» **Directions**
Copy each line below that includes "Christian".

Collected data entries
*****

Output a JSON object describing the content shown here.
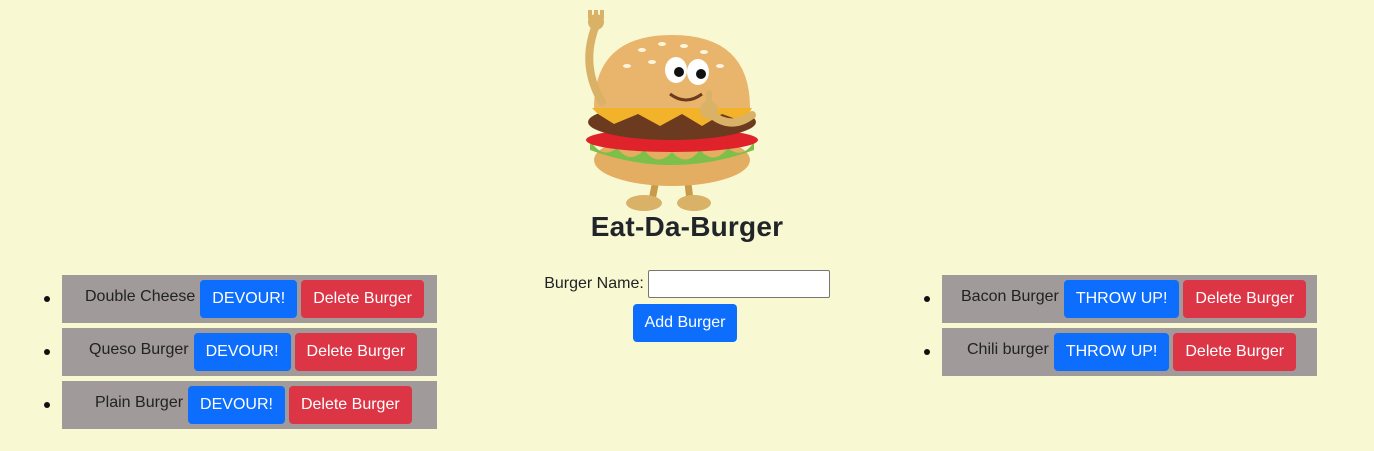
{
  "app": {
    "title": "Eat-Da-Burger"
  },
  "form": {
    "label": "Burger Name:",
    "input_value": "",
    "submit_label": "Add Burger"
  },
  "uneaten": [
    {
      "name": "Double Cheese",
      "action": "DEVOUR!",
      "delete": "Delete Burger"
    },
    {
      "name": "Queso Burger",
      "action": "DEVOUR!",
      "delete": "Delete Burger"
    },
    {
      "name": "Plain Burger",
      "action": "DEVOUR!",
      "delete": "Delete Burger"
    }
  ],
  "devoured": [
    {
      "name": "Bacon Burger",
      "action": "THROW UP!",
      "delete": "Delete Burger"
    },
    {
      "name": "Chili burger",
      "action": "THROW UP!",
      "delete": "Delete Burger"
    }
  ],
  "colors": {
    "background": "#f8f8d2",
    "row_bg": "#a09a9a",
    "primary": "#0d6efd",
    "danger": "#dc3545"
  },
  "logo": {
    "icon": "burger-mascot-icon"
  }
}
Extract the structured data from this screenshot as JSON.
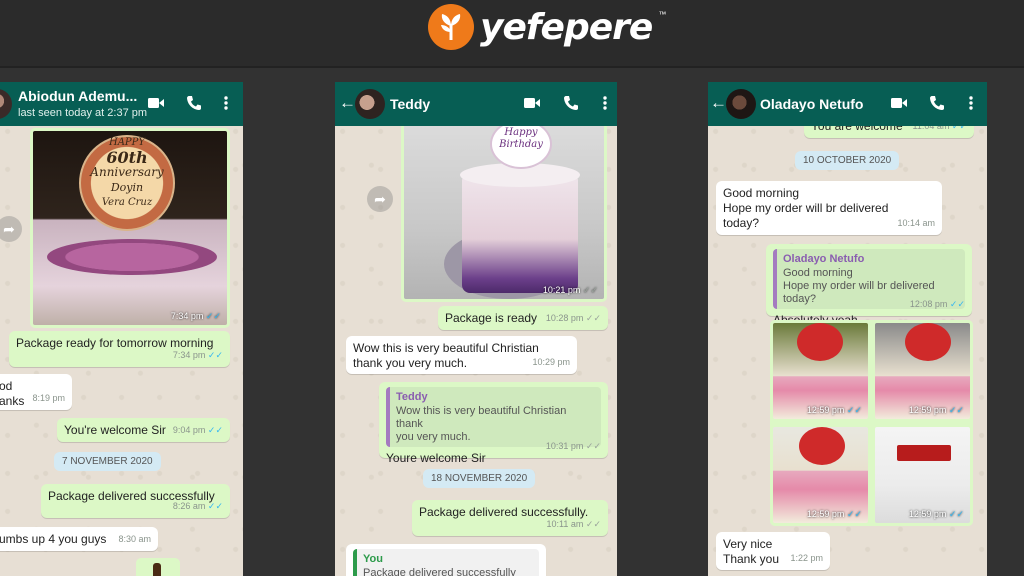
{
  "brand": {
    "name": "yefepere",
    "tm": "™"
  },
  "chats": {
    "left": {
      "name": "Abiodun Ademu...",
      "status": "last seen today at 2:37 pm",
      "photo_time": "7:34 pm",
      "photo_caption_lines": [
        "HAPPY",
        "60th",
        "Anniversary",
        "Doyin",
        "Vera Cruz"
      ],
      "msgs": {
        "m1": {
          "text": "Package ready for tomorrow morning",
          "time": "7:34 pm"
        },
        "m2a": {
          "text": "od"
        },
        "m2b": {
          "text": "anks",
          "time": "8:19 pm"
        },
        "m3": {
          "text": "You're welcome Sir",
          "time": "9:04 pm"
        },
        "date1": "7 NOVEMBER 2020",
        "m4": {
          "text": "Package delivered successfully",
          "time": "8:26 am"
        },
        "m5": {
          "text": "umbs up 4 you guys",
          "time": "8:30 am"
        }
      }
    },
    "middle": {
      "name": "Teddy",
      "photo_time": "10:21 pm",
      "photo_caption_lines": [
        "Happy",
        "Birthday"
      ],
      "msgs": {
        "m1": {
          "text": "Package is ready",
          "time": "10:28 pm"
        },
        "m2a": {
          "text": "Wow this is very beautiful Christian"
        },
        "m2b": {
          "text": "thank you very much.",
          "time": "10:29 pm"
        },
        "m3": {
          "quote_name": "Teddy",
          "quote_line1": "Wow this is very beautiful Christian thank",
          "quote_line2": "you very much.",
          "text": "Youre welcome Sir",
          "time": "10:31 pm"
        },
        "date1": "18 NOVEMBER 2020",
        "m4": {
          "text": "Package delivered successfully.",
          "time": "10:11 am"
        },
        "m5": {
          "quote_name": "You",
          "quote_text": "Package delivered successfully"
        }
      }
    },
    "right": {
      "name": "Oladayo Netufo",
      "msgs": {
        "m0": {
          "text": "You are welcome",
          "time": "11:04 am"
        },
        "date1": "10 OCTOBER 2020",
        "m1": {
          "line1": "Good morning",
          "line2": "Hope my order will br delivered",
          "line3": "today?",
          "time": "10:14 am"
        },
        "m2": {
          "quote_name": "Oladayo Netufo",
          "quote_line1": "Good morning",
          "quote_line2": "Hope my order will br delivered today?",
          "text": "Absolutely yeah",
          "time": "12:08 pm"
        },
        "grid_times": [
          "12:59 pm",
          "12:59 pm",
          "12:59 pm",
          "12:59 pm"
        ],
        "m3": {
          "line1": "Very nice",
          "line2": "Thank you",
          "time": "1:22 pm"
        }
      }
    }
  },
  "icons": {
    "video": "video-call-icon",
    "phone": "voice-call-icon",
    "menu": "more-vert-icon",
    "back": "back-arrow-icon",
    "forward": "forward-icon",
    "ticks": "read-ticks-icon"
  },
  "colors": {
    "header": "#075e54",
    "outgoing": "#dcf8c6",
    "incoming": "#ffffff",
    "brand": "#ef7a1a",
    "read_ticks": "#34b7f1"
  }
}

*****

» **Task output**
          "text": "Wow this is very beautiful Christian"
          "quote_line1": "Wow this is very beautiful Christian thank",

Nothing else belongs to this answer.